Exercise requirements
Present each line of the entries below that holds the word "Argentino".

Records about charts and figures
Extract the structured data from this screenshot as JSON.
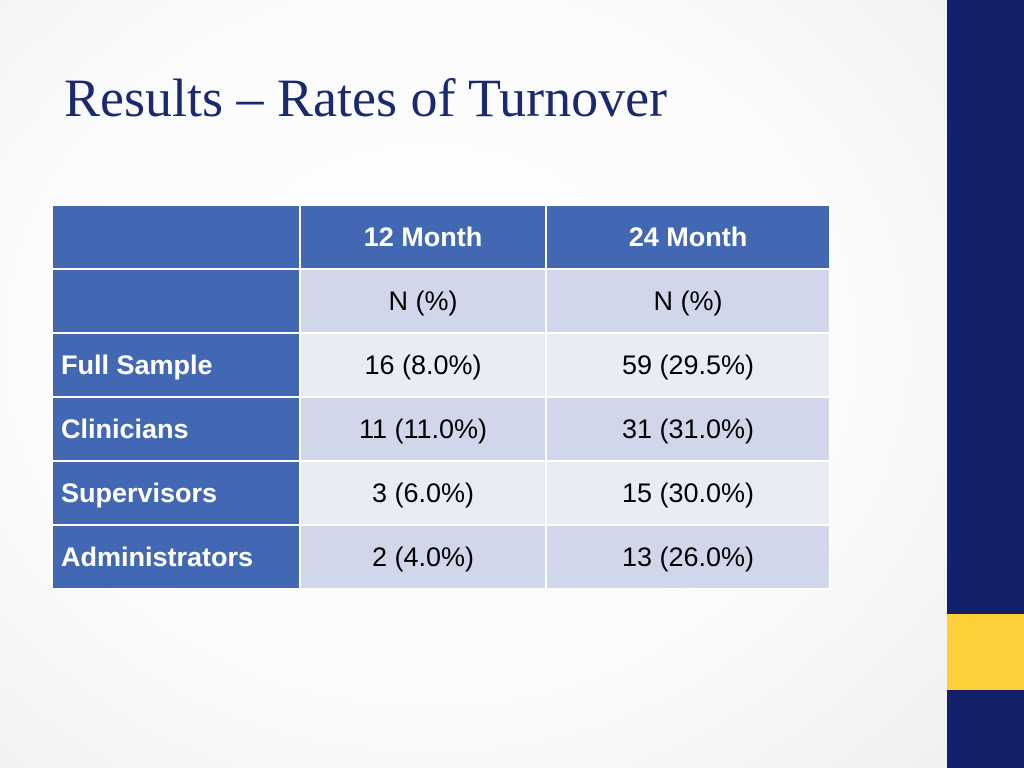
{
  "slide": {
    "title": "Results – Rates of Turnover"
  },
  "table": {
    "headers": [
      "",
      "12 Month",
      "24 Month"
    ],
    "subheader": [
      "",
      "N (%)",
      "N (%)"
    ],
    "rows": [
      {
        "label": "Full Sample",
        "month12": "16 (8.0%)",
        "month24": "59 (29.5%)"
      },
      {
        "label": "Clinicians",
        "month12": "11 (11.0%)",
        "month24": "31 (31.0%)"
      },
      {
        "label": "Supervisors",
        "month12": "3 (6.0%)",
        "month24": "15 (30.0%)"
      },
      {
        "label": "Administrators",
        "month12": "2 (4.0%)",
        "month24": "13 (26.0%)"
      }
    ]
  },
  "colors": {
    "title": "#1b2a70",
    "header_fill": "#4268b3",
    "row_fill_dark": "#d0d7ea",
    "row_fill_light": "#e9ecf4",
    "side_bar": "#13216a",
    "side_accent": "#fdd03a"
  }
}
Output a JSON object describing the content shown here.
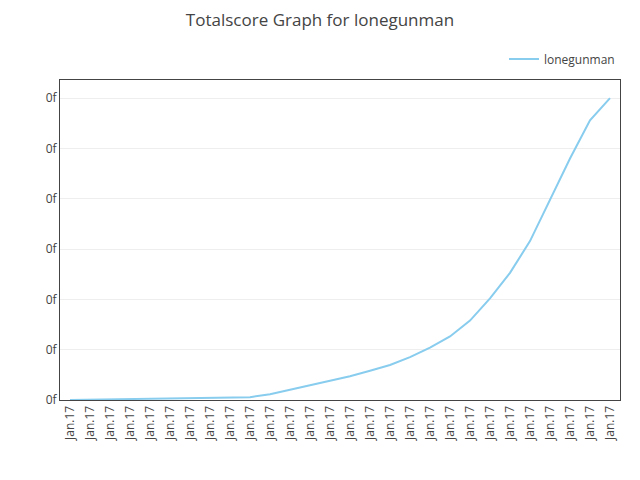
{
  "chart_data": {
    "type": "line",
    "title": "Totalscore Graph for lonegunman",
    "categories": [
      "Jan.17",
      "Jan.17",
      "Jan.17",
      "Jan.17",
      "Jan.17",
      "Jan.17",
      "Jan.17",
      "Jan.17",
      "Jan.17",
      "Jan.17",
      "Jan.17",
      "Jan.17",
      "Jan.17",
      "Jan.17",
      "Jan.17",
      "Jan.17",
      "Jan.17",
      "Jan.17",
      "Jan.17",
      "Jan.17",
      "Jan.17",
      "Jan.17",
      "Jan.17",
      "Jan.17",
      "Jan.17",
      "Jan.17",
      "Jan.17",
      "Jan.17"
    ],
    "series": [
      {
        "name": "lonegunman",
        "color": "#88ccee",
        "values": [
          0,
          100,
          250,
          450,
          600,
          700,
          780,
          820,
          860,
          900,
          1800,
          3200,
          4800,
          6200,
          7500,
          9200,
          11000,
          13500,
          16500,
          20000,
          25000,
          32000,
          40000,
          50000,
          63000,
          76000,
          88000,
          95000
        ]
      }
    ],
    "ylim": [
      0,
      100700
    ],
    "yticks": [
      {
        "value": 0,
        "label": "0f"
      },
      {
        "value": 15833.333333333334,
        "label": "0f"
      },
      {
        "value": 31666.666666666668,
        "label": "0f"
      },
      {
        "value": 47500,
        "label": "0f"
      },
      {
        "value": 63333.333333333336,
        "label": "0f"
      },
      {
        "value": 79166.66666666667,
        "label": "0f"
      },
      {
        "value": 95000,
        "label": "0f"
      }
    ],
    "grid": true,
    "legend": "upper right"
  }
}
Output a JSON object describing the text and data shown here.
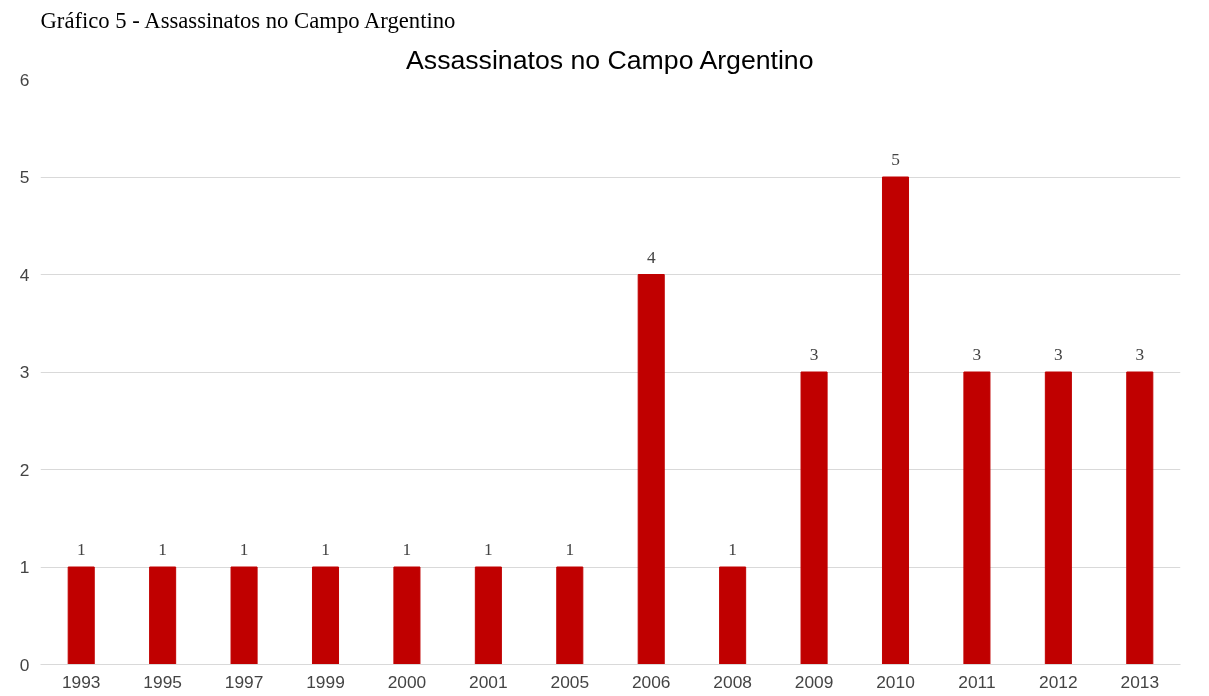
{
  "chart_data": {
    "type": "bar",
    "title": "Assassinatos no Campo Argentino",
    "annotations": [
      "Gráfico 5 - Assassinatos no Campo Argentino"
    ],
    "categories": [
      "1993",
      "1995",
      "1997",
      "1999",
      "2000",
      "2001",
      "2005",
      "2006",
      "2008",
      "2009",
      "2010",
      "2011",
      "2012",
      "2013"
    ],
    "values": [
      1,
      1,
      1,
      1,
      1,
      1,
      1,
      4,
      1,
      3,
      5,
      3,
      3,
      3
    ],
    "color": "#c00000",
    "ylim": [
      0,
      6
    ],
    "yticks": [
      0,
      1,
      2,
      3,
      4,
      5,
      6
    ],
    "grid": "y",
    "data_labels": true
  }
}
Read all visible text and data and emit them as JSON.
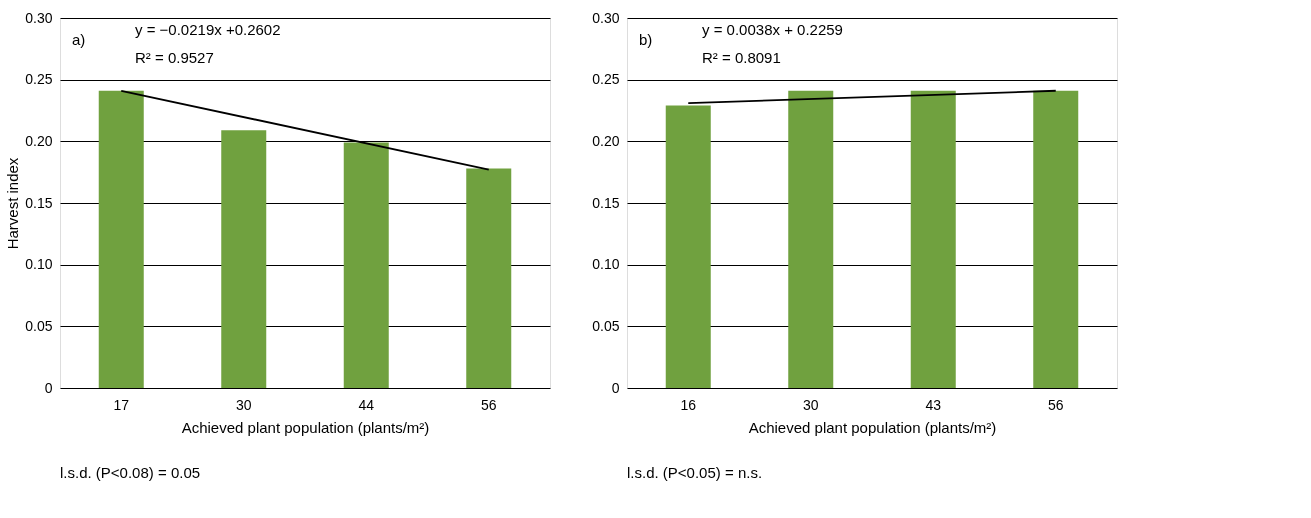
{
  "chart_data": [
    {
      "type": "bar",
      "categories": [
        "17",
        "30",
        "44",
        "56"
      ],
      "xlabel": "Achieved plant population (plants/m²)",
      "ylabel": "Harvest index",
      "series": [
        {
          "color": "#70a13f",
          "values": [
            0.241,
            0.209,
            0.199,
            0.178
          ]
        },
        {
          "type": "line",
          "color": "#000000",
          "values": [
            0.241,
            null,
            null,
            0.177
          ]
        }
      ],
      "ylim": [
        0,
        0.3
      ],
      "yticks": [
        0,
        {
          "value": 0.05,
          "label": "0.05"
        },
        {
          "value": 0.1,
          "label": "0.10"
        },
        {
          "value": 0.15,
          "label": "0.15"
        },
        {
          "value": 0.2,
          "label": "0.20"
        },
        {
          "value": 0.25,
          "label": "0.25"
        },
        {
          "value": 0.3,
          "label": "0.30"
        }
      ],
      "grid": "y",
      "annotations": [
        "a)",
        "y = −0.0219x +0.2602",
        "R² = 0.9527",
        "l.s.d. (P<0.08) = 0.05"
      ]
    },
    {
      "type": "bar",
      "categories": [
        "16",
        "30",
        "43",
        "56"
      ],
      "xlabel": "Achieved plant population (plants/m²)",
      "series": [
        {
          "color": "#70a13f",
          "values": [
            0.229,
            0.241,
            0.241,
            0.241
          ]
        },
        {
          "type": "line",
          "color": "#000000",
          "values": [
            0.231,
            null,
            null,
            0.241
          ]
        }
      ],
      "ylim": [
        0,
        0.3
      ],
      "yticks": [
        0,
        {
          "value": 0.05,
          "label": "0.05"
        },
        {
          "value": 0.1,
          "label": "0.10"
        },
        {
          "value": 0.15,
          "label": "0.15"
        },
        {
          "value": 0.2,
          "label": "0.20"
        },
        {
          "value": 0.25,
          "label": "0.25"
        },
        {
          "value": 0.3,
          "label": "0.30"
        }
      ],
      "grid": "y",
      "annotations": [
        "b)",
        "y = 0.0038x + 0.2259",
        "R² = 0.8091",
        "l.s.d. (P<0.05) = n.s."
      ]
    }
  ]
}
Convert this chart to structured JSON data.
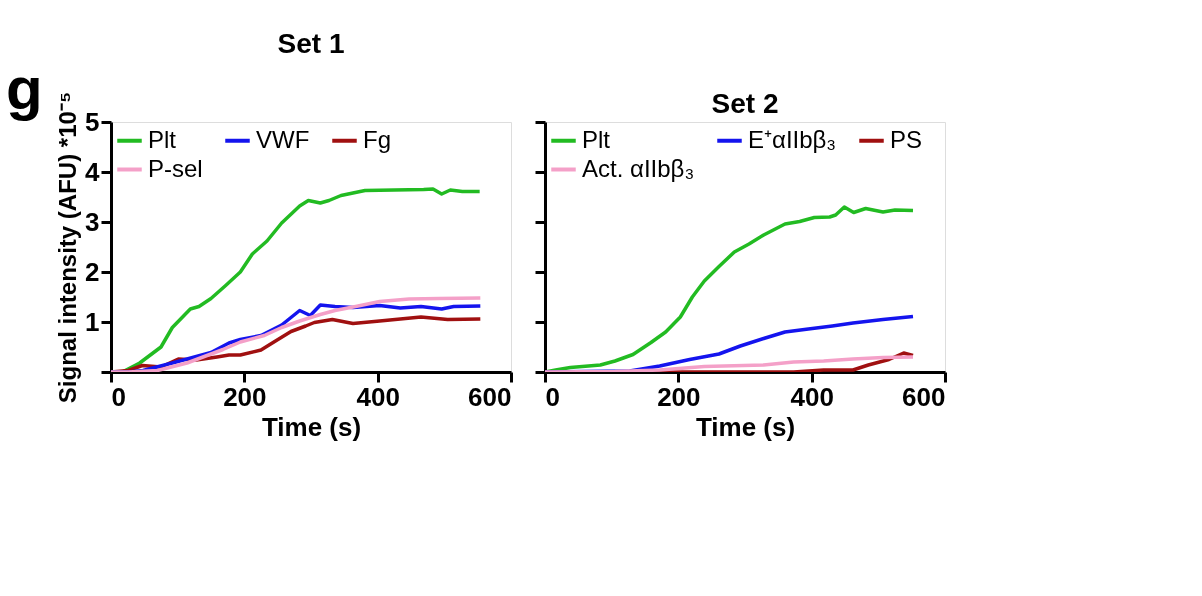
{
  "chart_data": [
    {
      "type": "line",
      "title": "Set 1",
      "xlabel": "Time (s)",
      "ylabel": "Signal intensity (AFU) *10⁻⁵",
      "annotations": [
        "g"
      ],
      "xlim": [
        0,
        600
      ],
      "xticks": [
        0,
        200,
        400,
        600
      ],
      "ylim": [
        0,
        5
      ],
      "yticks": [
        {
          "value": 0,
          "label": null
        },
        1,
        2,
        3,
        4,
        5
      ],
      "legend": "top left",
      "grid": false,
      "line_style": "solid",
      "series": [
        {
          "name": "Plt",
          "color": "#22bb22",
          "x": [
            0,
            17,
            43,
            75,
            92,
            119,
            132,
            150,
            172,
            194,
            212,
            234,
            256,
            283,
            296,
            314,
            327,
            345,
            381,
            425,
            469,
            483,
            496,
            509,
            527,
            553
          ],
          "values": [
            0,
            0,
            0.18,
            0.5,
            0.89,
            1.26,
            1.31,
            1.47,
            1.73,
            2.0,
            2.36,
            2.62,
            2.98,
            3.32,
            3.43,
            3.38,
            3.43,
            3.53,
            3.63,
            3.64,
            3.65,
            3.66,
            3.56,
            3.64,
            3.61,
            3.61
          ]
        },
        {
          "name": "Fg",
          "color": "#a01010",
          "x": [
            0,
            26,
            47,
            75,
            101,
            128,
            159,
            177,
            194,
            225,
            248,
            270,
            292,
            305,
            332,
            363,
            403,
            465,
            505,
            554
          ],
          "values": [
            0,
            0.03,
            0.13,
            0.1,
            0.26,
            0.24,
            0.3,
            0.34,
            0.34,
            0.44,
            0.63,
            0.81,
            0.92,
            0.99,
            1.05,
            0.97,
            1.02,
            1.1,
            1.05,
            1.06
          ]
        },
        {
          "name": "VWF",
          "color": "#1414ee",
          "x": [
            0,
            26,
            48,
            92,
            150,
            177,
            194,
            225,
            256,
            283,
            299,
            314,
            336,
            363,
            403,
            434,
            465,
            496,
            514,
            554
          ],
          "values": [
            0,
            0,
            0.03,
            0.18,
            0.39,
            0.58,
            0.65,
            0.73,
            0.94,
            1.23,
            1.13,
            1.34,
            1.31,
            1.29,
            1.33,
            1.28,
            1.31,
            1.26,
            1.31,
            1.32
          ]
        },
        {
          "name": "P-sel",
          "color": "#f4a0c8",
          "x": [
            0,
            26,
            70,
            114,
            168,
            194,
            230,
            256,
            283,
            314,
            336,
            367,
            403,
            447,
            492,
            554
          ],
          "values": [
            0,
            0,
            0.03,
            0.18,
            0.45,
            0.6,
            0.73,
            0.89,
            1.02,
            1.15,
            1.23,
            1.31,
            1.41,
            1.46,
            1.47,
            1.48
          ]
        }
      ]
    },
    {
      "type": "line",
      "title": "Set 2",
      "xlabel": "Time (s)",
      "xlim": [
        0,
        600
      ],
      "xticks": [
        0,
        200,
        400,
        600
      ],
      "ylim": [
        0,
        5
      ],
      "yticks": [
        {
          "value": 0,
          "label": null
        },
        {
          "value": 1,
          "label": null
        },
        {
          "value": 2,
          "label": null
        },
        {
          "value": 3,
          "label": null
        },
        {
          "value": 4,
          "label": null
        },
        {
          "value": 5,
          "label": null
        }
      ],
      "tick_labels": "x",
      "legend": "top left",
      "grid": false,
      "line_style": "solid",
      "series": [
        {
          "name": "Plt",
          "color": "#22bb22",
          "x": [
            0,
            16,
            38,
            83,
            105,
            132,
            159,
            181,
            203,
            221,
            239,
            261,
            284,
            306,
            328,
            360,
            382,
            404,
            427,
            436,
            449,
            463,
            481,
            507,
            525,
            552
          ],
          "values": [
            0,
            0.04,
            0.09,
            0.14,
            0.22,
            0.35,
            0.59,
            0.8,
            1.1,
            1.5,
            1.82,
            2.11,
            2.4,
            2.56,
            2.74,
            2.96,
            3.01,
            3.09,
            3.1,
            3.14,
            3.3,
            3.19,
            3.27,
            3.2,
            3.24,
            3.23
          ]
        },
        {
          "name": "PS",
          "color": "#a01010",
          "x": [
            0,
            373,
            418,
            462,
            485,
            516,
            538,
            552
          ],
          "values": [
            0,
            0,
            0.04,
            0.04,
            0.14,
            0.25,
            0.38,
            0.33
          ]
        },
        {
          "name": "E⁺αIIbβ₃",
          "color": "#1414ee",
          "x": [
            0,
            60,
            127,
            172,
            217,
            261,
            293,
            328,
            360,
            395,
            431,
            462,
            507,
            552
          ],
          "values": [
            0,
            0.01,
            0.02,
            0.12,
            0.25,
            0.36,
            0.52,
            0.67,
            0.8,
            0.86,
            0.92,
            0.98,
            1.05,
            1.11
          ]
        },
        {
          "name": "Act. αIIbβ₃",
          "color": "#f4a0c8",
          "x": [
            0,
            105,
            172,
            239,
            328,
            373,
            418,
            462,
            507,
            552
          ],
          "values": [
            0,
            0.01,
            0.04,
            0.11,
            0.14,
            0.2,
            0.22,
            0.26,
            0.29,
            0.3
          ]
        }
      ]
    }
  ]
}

Answer to the task
    "title": "Assassinatos no Campo Argentino",
      "Gráfico 5 - Assassinatos no Campo Argentino"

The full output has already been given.